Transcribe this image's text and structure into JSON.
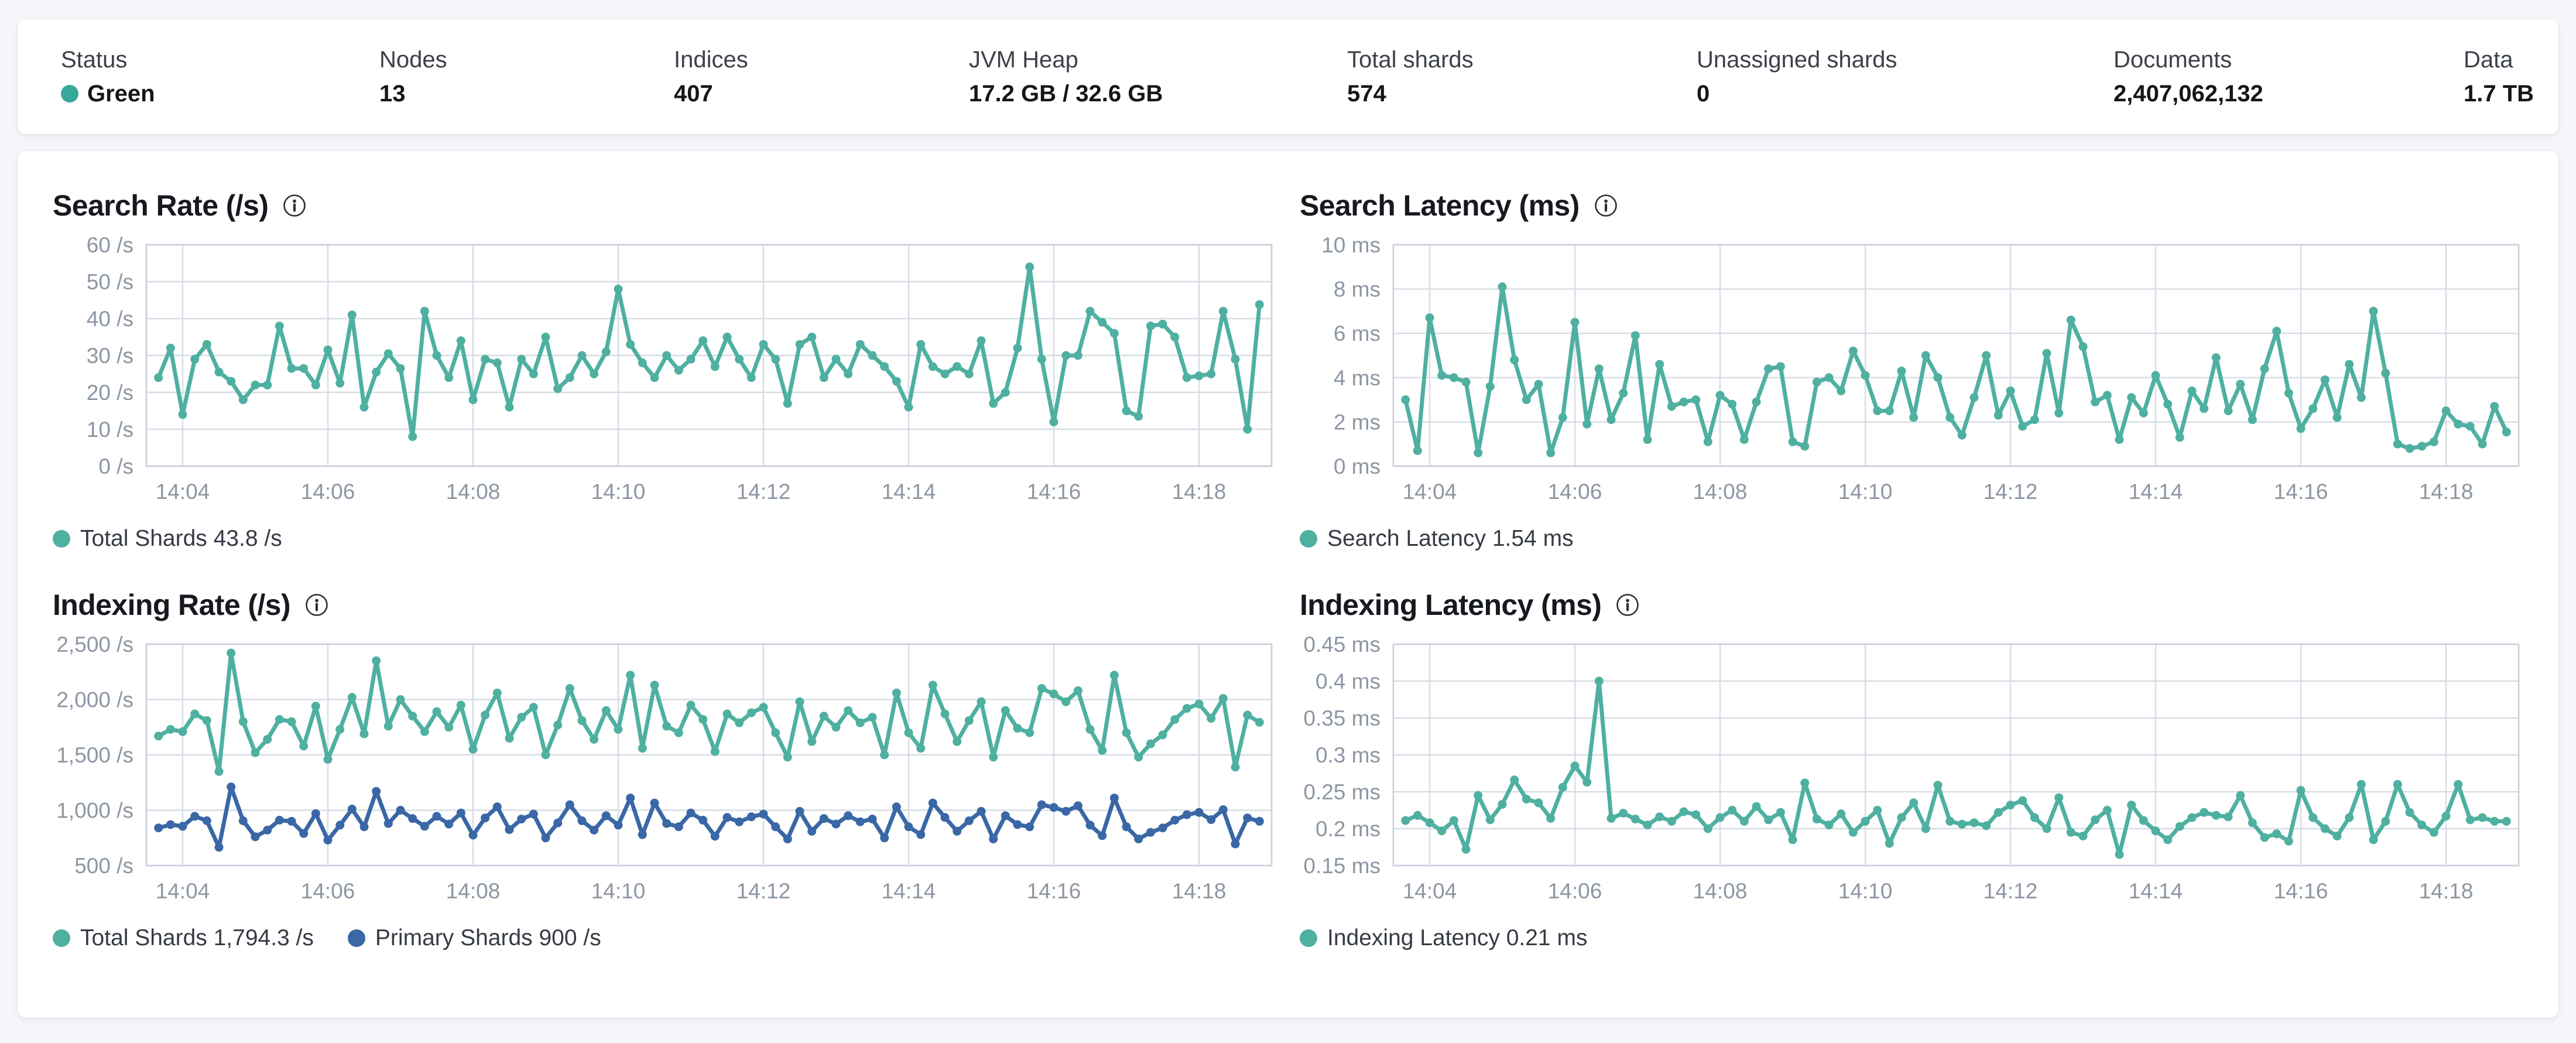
{
  "colors": {
    "teal": "#4FB0A1",
    "blue": "#3A67A5",
    "status_green": "#38A79B",
    "grid": "#d7dde6",
    "plot_border": "#c9d0db",
    "axis_text": "#8c96a3"
  },
  "summary_bar": {
    "stats": [
      {
        "label": "Status",
        "value": "Green"
      },
      {
        "label": "Nodes",
        "value": "13"
      },
      {
        "label": "Indices",
        "value": "407"
      },
      {
        "label": "JVM Heap",
        "value": "17.2 GB / 32.6 GB"
      },
      {
        "label": "Total shards",
        "value": "574"
      },
      {
        "label": "Unassigned shards",
        "value": "0"
      },
      {
        "label": "Documents",
        "value": "2,407,062,132"
      },
      {
        "label": "Data",
        "value": "1.7 TB"
      }
    ]
  },
  "chart_data": [
    {
      "type": "line",
      "title": "Search Rate (/s)",
      "ylim": [
        0,
        60
      ],
      "y_ticks": [
        {
          "v": 0,
          "label": "0 /s"
        },
        {
          "v": 10,
          "label": "10 /s"
        },
        {
          "v": 20,
          "label": "20 /s"
        },
        {
          "v": 30,
          "label": "30 /s"
        },
        {
          "v": 40,
          "label": "40 /s"
        },
        {
          "v": 50,
          "label": "50 /s"
        },
        {
          "v": 60,
          "label": "60 /s"
        }
      ],
      "x_tick_labels": [
        "14:04",
        "14:06",
        "14:08",
        "14:10",
        "14:12",
        "14:14",
        "14:16",
        "14:18"
      ],
      "x_tick_indices": [
        2,
        14,
        26,
        38,
        50,
        62,
        74,
        86
      ],
      "legend": [
        {
          "label": "Total Shards 43.8 /s",
          "color": "teal"
        }
      ],
      "series": [
        {
          "name": "Total Shards",
          "color": "teal",
          "values": [
            24,
            32,
            14,
            29,
            33,
            25.5,
            23,
            18,
            22,
            22,
            38,
            26.5,
            26.5,
            22,
            31.5,
            22.5,
            41,
            16,
            25.5,
            30.5,
            26.5,
            8,
            42,
            30,
            24,
            34,
            18,
            29,
            28,
            16,
            29,
            25,
            35,
            21,
            24,
            30,
            25,
            31,
            48,
            33,
            28,
            24,
            30,
            26,
            29,
            34,
            27,
            35,
            29,
            24,
            33,
            29,
            17,
            33,
            35,
            24,
            29,
            25,
            33,
            30,
            27,
            23,
            16,
            33,
            27,
            25,
            27,
            25,
            34,
            17,
            20,
            32,
            54,
            29,
            12,
            30,
            30,
            42,
            39,
            36,
            15,
            13.5,
            38,
            38.5,
            35,
            24,
            24.5,
            25,
            42,
            29,
            10,
            43.8
          ]
        }
      ]
    },
    {
      "type": "line",
      "title": "Search Latency (ms)",
      "ylim": [
        0,
        10
      ],
      "y_ticks": [
        {
          "v": 0,
          "label": "0 ms"
        },
        {
          "v": 2,
          "label": "2 ms"
        },
        {
          "v": 4,
          "label": "4 ms"
        },
        {
          "v": 6,
          "label": "6 ms"
        },
        {
          "v": 8,
          "label": "8 ms"
        },
        {
          "v": 10,
          "label": "10 ms"
        }
      ],
      "x_tick_labels": [
        "14:04",
        "14:06",
        "14:08",
        "14:10",
        "14:12",
        "14:14",
        "14:16",
        "14:18"
      ],
      "x_tick_indices": [
        2,
        14,
        26,
        38,
        50,
        62,
        74,
        86
      ],
      "legend": [
        {
          "label": "Search Latency 1.54 ms",
          "color": "teal"
        }
      ],
      "series": [
        {
          "name": "Search Latency",
          "color": "teal",
          "values": [
            3,
            0.7,
            6.7,
            4.1,
            4,
            3.8,
            0.6,
            3.6,
            8.1,
            4.8,
            3,
            3.7,
            0.6,
            2.2,
            6.5,
            1.9,
            4.4,
            2.1,
            3.3,
            5.9,
            1.2,
            4.6,
            2.7,
            2.9,
            3,
            1.1,
            3.2,
            2.8,
            1.2,
            2.9,
            4.4,
            4.5,
            1.1,
            0.9,
            3.8,
            4,
            3.4,
            5.2,
            4.1,
            2.5,
            2.5,
            4.3,
            2.2,
            5,
            4,
            2.2,
            1.4,
            3.1,
            5,
            2.3,
            3.4,
            1.8,
            2.1,
            5.1,
            2.4,
            6.6,
            5.4,
            2.9,
            3.2,
            1.2,
            3.1,
            2.4,
            4.1,
            2.8,
            1.3,
            3.4,
            2.6,
            4.9,
            2.5,
            3.7,
            2.1,
            4.4,
            6.1,
            3.3,
            1.7,
            2.6,
            3.9,
            2.2,
            4.6,
            3.1,
            7,
            4.2,
            1,
            0.8,
            0.9,
            1.1,
            2.5,
            1.9,
            1.8,
            1,
            2.7,
            1.54
          ]
        }
      ]
    },
    {
      "type": "line",
      "title": "Indexing Rate (/s)",
      "ylim": [
        500,
        2500
      ],
      "y_ticks": [
        {
          "v": 500,
          "label": "500 /s"
        },
        {
          "v": 1000,
          "label": "1,000 /s"
        },
        {
          "v": 1500,
          "label": "1,500 /s"
        },
        {
          "v": 2000,
          "label": "2,000 /s"
        },
        {
          "v": 2500,
          "label": "2,500 /s"
        }
      ],
      "x_tick_labels": [
        "14:04",
        "14:06",
        "14:08",
        "14:10",
        "14:12",
        "14:14",
        "14:16",
        "14:18"
      ],
      "x_tick_indices": [
        2,
        14,
        26,
        38,
        50,
        62,
        74,
        86
      ],
      "legend": [
        {
          "label": "Total Shards 1,794.3 /s",
          "color": "teal"
        },
        {
          "label": "Primary Shards 900 /s",
          "color": "blue"
        }
      ],
      "series": [
        {
          "name": "Total Shards",
          "color": "teal",
          "values": [
            1670,
            1730,
            1710,
            1870,
            1810,
            1350,
            2420,
            1800,
            1520,
            1640,
            1820,
            1800,
            1580,
            1940,
            1460,
            1730,
            2020,
            1690,
            2350,
            1760,
            2000,
            1850,
            1710,
            1890,
            1750,
            1950,
            1550,
            1860,
            2060,
            1650,
            1840,
            1930,
            1500,
            1770,
            2100,
            1810,
            1640,
            1900,
            1730,
            2220,
            1560,
            2130,
            1760,
            1700,
            1950,
            1820,
            1530,
            1870,
            1790,
            1880,
            1930,
            1700,
            1480,
            1980,
            1620,
            1850,
            1750,
            1900,
            1790,
            1840,
            1500,
            2060,
            1700,
            1560,
            2130,
            1870,
            1620,
            1810,
            1980,
            1480,
            1900,
            1740,
            1700,
            2100,
            2050,
            1980,
            2080,
            1730,
            1540,
            2220,
            1700,
            1480,
            1600,
            1680,
            1820,
            1920,
            1960,
            1830,
            2010,
            1390,
            1860,
            1794.3
          ]
        },
        {
          "name": "Primary Shards",
          "color": "blue",
          "values": [
            840,
            870,
            855,
            945,
            905,
            665,
            1210,
            905,
            760,
            820,
            910,
            900,
            790,
            970,
            730,
            865,
            1010,
            850,
            1170,
            880,
            1000,
            925,
            855,
            945,
            875,
            975,
            775,
            930,
            1030,
            825,
            920,
            965,
            750,
            885,
            1050,
            905,
            820,
            950,
            865,
            1110,
            780,
            1065,
            880,
            850,
            975,
            910,
            765,
            935,
            895,
            940,
            965,
            850,
            740,
            990,
            810,
            925,
            875,
            950,
            895,
            920,
            750,
            1030,
            850,
            780,
            1065,
            935,
            810,
            905,
            990,
            740,
            950,
            870,
            850,
            1050,
            1025,
            990,
            1040,
            865,
            770,
            1110,
            850,
            740,
            800,
            840,
            910,
            960,
            980,
            915,
            1005,
            695,
            930,
            900
          ]
        }
      ]
    },
    {
      "type": "line",
      "title": "Indexing Latency (ms)",
      "ylim": [
        0.15,
        0.45
      ],
      "y_ticks": [
        {
          "v": 0.15,
          "label": "0.15 ms"
        },
        {
          "v": 0.2,
          "label": "0.2 ms"
        },
        {
          "v": 0.25,
          "label": "0.25 ms"
        },
        {
          "v": 0.3,
          "label": "0.3 ms"
        },
        {
          "v": 0.35,
          "label": "0.35 ms"
        },
        {
          "v": 0.4,
          "label": "0.4 ms"
        },
        {
          "v": 0.45,
          "label": "0.45 ms"
        }
      ],
      "x_tick_labels": [
        "14:04",
        "14:06",
        "14:08",
        "14:10",
        "14:12",
        "14:14",
        "14:16",
        "14:18"
      ],
      "x_tick_indices": [
        2,
        14,
        26,
        38,
        50,
        62,
        74,
        86
      ],
      "legend": [
        {
          "label": "Indexing Latency 0.21 ms",
          "color": "teal"
        }
      ],
      "series": [
        {
          "name": "Indexing Latency",
          "color": "teal",
          "values": [
            0.211,
            0.218,
            0.208,
            0.197,
            0.211,
            0.172,
            0.245,
            0.212,
            0.233,
            0.266,
            0.24,
            0.235,
            0.214,
            0.256,
            0.285,
            0.263,
            0.4,
            0.214,
            0.221,
            0.213,
            0.205,
            0.216,
            0.21,
            0.223,
            0.219,
            0.2,
            0.215,
            0.225,
            0.21,
            0.23,
            0.212,
            0.222,
            0.185,
            0.262,
            0.213,
            0.205,
            0.22,
            0.195,
            0.21,
            0.225,
            0.18,
            0.215,
            0.235,
            0.2,
            0.259,
            0.21,
            0.206,
            0.208,
            0.204,
            0.222,
            0.232,
            0.238,
            0.215,
            0.2,
            0.242,
            0.195,
            0.19,
            0.212,
            0.225,
            0.165,
            0.232,
            0.211,
            0.197,
            0.185,
            0.203,
            0.215,
            0.222,
            0.218,
            0.216,
            0.245,
            0.208,
            0.188,
            0.193,
            0.183,
            0.252,
            0.215,
            0.2,
            0.19,
            0.215,
            0.26,
            0.185,
            0.21,
            0.26,
            0.222,
            0.205,
            0.195,
            0.217,
            0.26,
            0.212,
            0.215,
            0.21,
            0.21
          ]
        }
      ]
    }
  ]
}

==============================

### DESCRIPTION OF THE TASK
Which lines contain "Total"? Show each of them.

### EXERCISE ANSWER
        "label": "Total shards",
          "label": "Total Shards 43.8 /s",
          "name": "Total Shards",
          "label": "Total Shards 1,794.3 /s",
          "name": "Total Shards",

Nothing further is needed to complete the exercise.